Data entries
* START *
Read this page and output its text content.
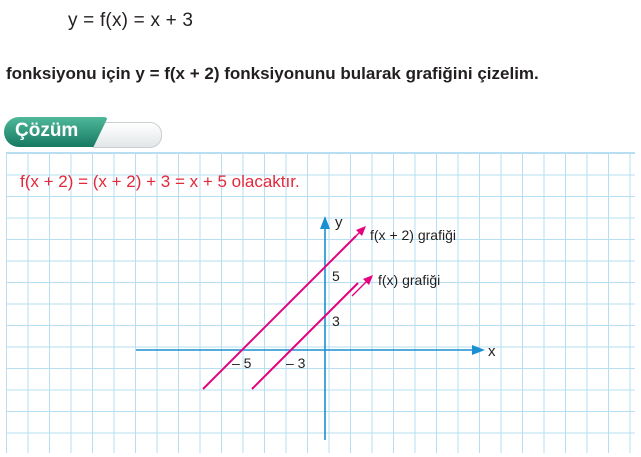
y = f(x) = x + 3
fonksiyonu için y = f(x + 2) fonksiyonunu bularak grafiğini çizelim.
Çözüm
f(x + 2) = (x + 2) + 3 = x + 5 olacaktır.
x
y
– 5 – 3
3
5
f(x + 2) grafiği
f(x) grafiği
* END *
**TASK GOAL**
Copy every record above exactly as written, but leave out the pictures.

**COMPLETE ANSWER**
Read this page and output its text content.
y = f(x) = x + 3
fonksiyonu için y = f(x + 2) fonksiyonunu bularak grafiğini çizelim.
Çözüm
f(x + 2) = (x + 2) + 3 = x + 5 olacaktır.
x
y
– 5 – 3
3
5
f(x + 2) grafiği
f(x) grafiği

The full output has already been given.